PROBLEM TO WORK ON
Quote the lines of the data below verbatim, beginning at the line that contains "What text is on this page?" and ending at the last line, both included, and excluding pictures.

[Data items]
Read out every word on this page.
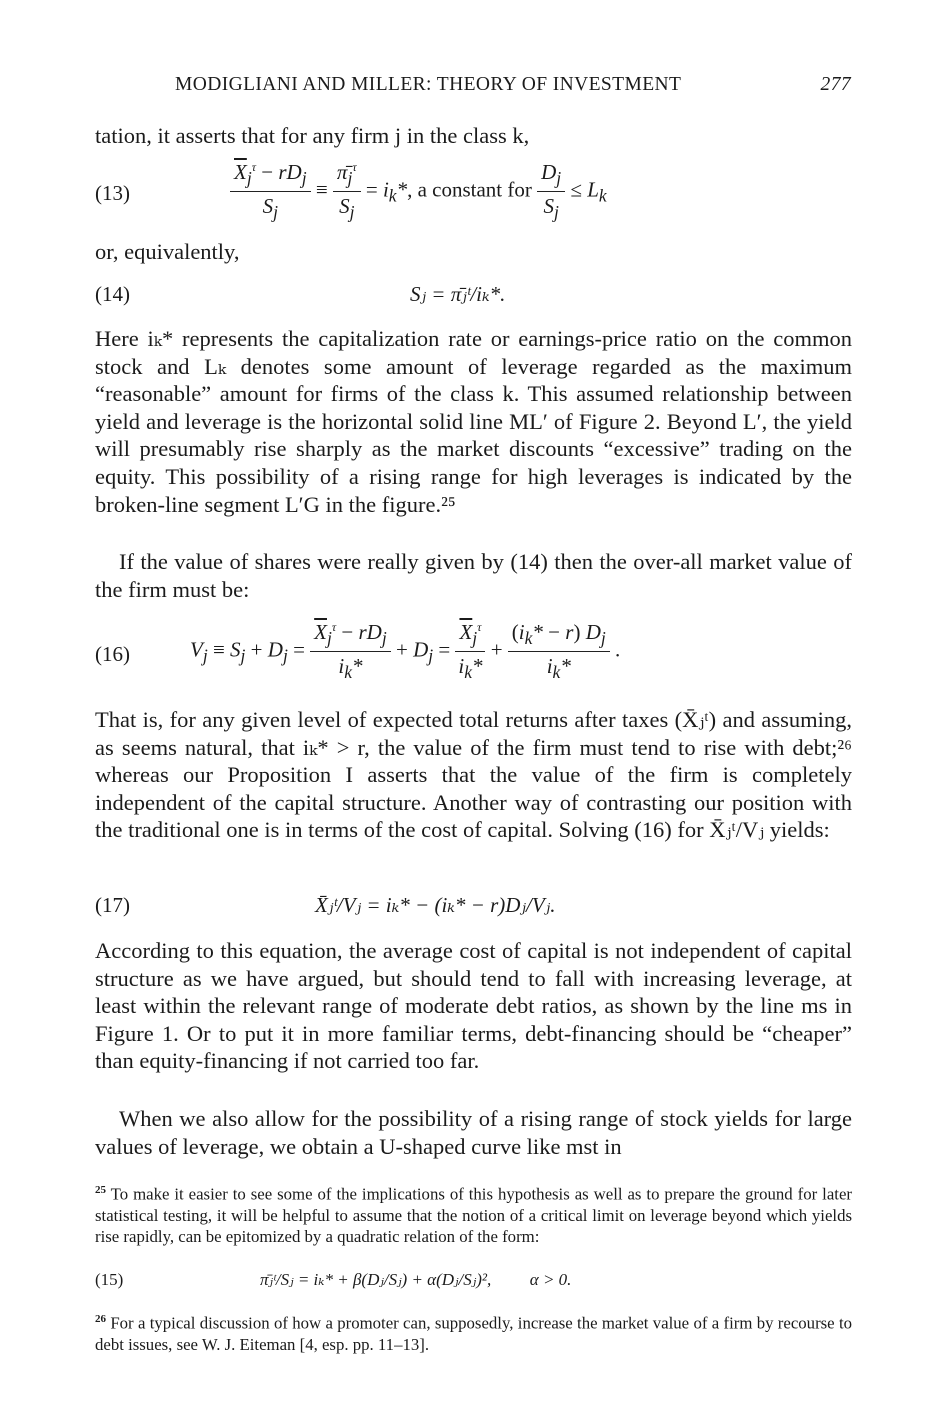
MODIGLIANI AND MILLER: THEORY OF INVESTMENT	277
tation, it asserts that for any firm j in the class k,
(13)	$\frac{\overline{X}_j^\tau - rD_j}{S_j} \equiv \frac{\pī_j^\tau}{S_j} = i_k*$, a constant for $\frac{D_j}{S_j} \le L_k$
or, equivalently,
(14)	Sⱼ = π̄ⱼᵗ/iₖ*.
Here iₖ* represents the capitalization rate or earnings-price ratio on the common stock and Lₖ denotes some amount of leverage regarded as the maximum “reasonable” amount for firms of the class k. This assumed relationship between yield and leverage is the horizontal solid line ML′ of Figure 2. Beyond L′, the yield will presumably rise sharply as the market discounts “excessive” trading on the equity. This possibility of a rising range for high leverages is indicated by the broken-line segment L′G in the figure.²⁵
If the value of shares were really given by (14) then the over-all market value of the firm must be:
(16)	$V_j \equiv S_j + D_j = \frac{\overline{X}_j^\tau - rD_j}{i_k*} + D_j = \frac{\overline{X}_j^\tau}{i_k*} + \frac{(i_k* - r) D_j}{i_k*}$ .
That is, for any given level of expected total returns after taxes (X̄ⱼᵗ) and assuming, as seems natural, that iₖ* > r, the value of the firm must tend to rise with debt;²⁶ whereas our Proposition I asserts that the value of the firm is completely independent of the capital structure. Another way of contrasting our position with the traditional one is in terms of the cost of capital. Solving (16) for X̄ⱼᵗ/Vⱼ yields:
(17)	X̄ⱼᵗ/Vⱼ = iₖ* − (iₖ* − r)Dⱼ/Vⱼ.
According to this equation, the average cost of capital is not independent of capital structure as we have argued, but should tend to fall with increasing leverage, at least within the relevant range of moderate debt ratios, as shown by the line ms in Figure 1. Or to put it in more familiar terms, debt-financing should be “cheaper” than equity-financing if not carried too far.
When we also allow for the possibility of a rising range of stock yields for large values of leverage, we obtain a U-shaped curve like mst in
$^{25}$ To make it easier to see some of the implications of this hypothesis as well as to prepare the ground for later statistical testing, it will be helpful to assume that the notion of a critical limit on leverage beyond which yields rise rapidly, can be epitomized by a quadratic relation of the form:
(15)	π̄ⱼᵗ/Sⱼ = iₖ* + β(Dⱼ/Sⱼ) + α(Dⱼ/Sⱼ)², α > 0.
$^{26}$ For a typical discussion of how a promoter can, supposedly, increase the market value of a firm by recourse to debt issues, see W. J. Eiteman [4, esp. pp. 11–13].
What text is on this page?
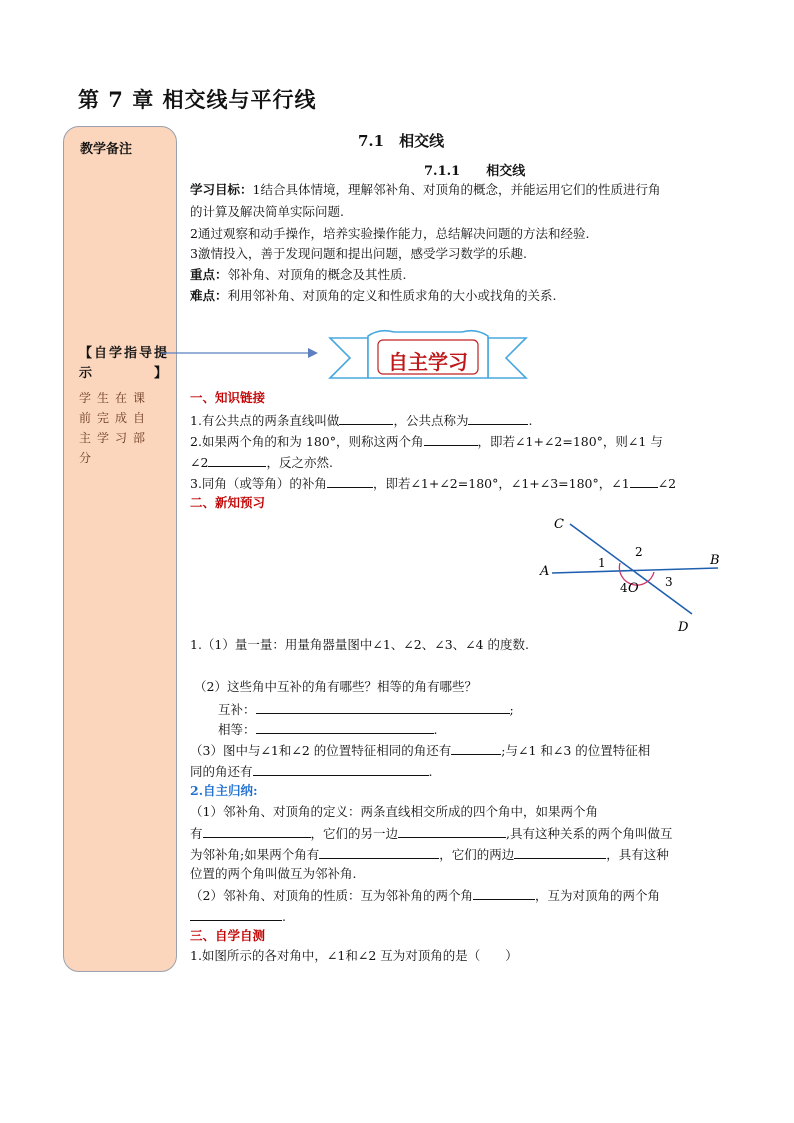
第 7 章 相交线与平行线
教学备注
【自学指导提示】
学生在课前完成自主学习部分
7.1　相交线
7.1.1　　相交线
学习目标：1结合具体情境，理解邻补角、对顶角的概念，并能运用它们的性质进行角
的计算及解决简单实际问题.
2通过观察和动手操作，培养实验操作能力，总结解决问题的方法和经验.
3激情投入，善于发现问题和提出问题，感受学习数学的乐趣.
重点：邻补角、对顶角的概念及其性质.
难点：利用邻补角、对顶角的定义和性质求角的大小或找角的关系.
自主学习
一、知识链接
1.有公共点的两条直线叫做	，公共点称为	.
2.如果两个角的和为 180°，则称这两个角	，即若∠1+∠2=180°，则∠1 与
∠2	，反之亦然.
3.同角（或等角）的补角	，即若∠1+∠2=180°，∠1+∠3=180°，∠1 ∠2
二、新知预习
A
B
C
D
O
1
2
3
4
1.（1）量一量：用量角器量图中∠1、∠2、∠3、∠4 的度数.
（2）这些角中互补的角有哪些？相等的角有哪些？
互补：	;
相等：	.
（3）图中与∠1和∠2 的位置特征相同的角还有	;与∠1 和∠3 的位置特征相
同的角还有	.
2.自主归纳:
（1）邻补角、对顶角的定义：两条直线相交所成的四个角中，如果两个角
有	，它们的另一边	,具有这种关系的两个角叫做互
为邻补角;如果两个角有	，它们的两边	，具有这种
位置的两个角叫做互为邻补角.
（2）邻补角、对顶角的性质：互为邻补角的两个角	，互为对顶角的两个角
.
三、自学自测
1.如图所示的各对角中，∠1和∠2 互为对顶角的是（　　）
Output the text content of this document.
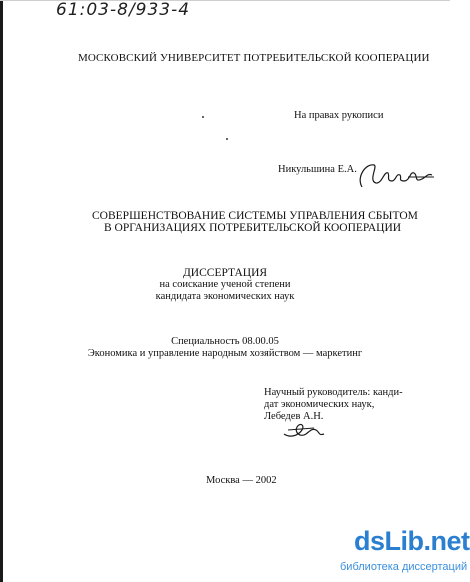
61:03-8/933-4
МОСКОВСКИЙ УНИВЕРСИТЕТ ПОТРЕБИТЕЛЬСКОЙ КООПЕРАЦИИ
На правах рукописи
Никульшина Е.А.
СОВЕРШЕНСТВОВАНИЕ СИСТЕМЫ УПРАВЛЕНИЯ СБЫТОМ
В ОРГАНИЗАЦИЯХ ПОТРЕБИТЕЛЬСКОЙ КООПЕРАЦИИ
ДИССЕРТАЦИЯ
на соискание ученой степени
кандидата экономических наук
Специальность 08.00.05
Экономика и управление народным хозяйством — маркетинг
Научный руководитель: канди-
дат экономических наук,
Лебедев А.Н.
Москва — 2002
dsLib.net
библиотека диссертаций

OUTPUT OF THE TASK
What text is on this page?
第 7 章 相交线与平行线
教学备注
【自学指导提示】
学生在课前完成自主学习部分
7.1　相交线
7.1.1　　相交线
学习目标：1结合具体情境，理解邻补角、对顶角的概念，并能运用它们的性质进行角
的计算及解决简单实际问题.
2通过观察和动手操作，培养实验操作能力，总结解决问题的方法和经验.
3激情投入，善于发现问题和提出问题，感受学习数学的乐趣.
重点：邻补角、对顶角的概念及其性质.
难点：利用邻补角、对顶角的定义和性质求角的大小或找角的关系.
自主学习
一、知识链接
1.有公共点的两条直线叫做	，公共点称为	.
2.如果两个角的和为 180°，则称这两个角	，即若∠1+∠2=180°，则∠1 与
∠2	，反之亦然.
3.同角（或等角）的补角	，即若∠1+∠2=180°，∠1+∠3=180°，∠1 ∠2
二、新知预习
A
B
C
D
O
1
2
3
4
1.（1）量一量：用量角器量图中∠1、∠2、∠3、∠4 的度数.
（2）这些角中互补的角有哪些？相等的角有哪些？
互补：	;
相等：	.
（3）图中与∠1和∠2 的位置特征相同的角还有	;与∠1 和∠3 的位置特征相
同的角还有	.
2.自主归纳:
（1）邻补角、对顶角的定义：两条直线相交所成的四个角中，如果两个角
有	，它们的另一边	,具有这种关系的两个角叫做互
为邻补角;如果两个角有	，它们的两边	，具有这种
位置的两个角叫做互为邻补角.
（2）邻补角、对顶角的性质：互为邻补角的两个角	，互为对顶角的两个角
.
三、自学自测
1.如图所示的各对角中，∠1和∠2 互为对顶角的是（　　）
Output the text content of this document.
61:03-8/933-4
МОСКОВСКИЙ УНИВЕРСИТЕТ ПОТРЕБИТЕЛЬСКОЙ КООПЕРАЦИИ
На правах рукописи
Никульшина Е.А.
СОВЕРШЕНСТВОВАНИЕ СИСТЕМЫ УПРАВЛЕНИЯ СБЫТОМ
В ОРГАНИЗАЦИЯХ ПОТРЕБИТЕЛЬСКОЙ КООПЕРАЦИИ
ДИССЕРТАЦИЯ
на соискание ученой степени
кандидата экономических наук
Специальность 08.00.05
Экономика и управление народным хозяйством — маркетинг
Научный руководитель: канди-
дат экономических наук,
Лебедев А.Н.
Москва — 2002
dsLib.net
библиотека диссертаций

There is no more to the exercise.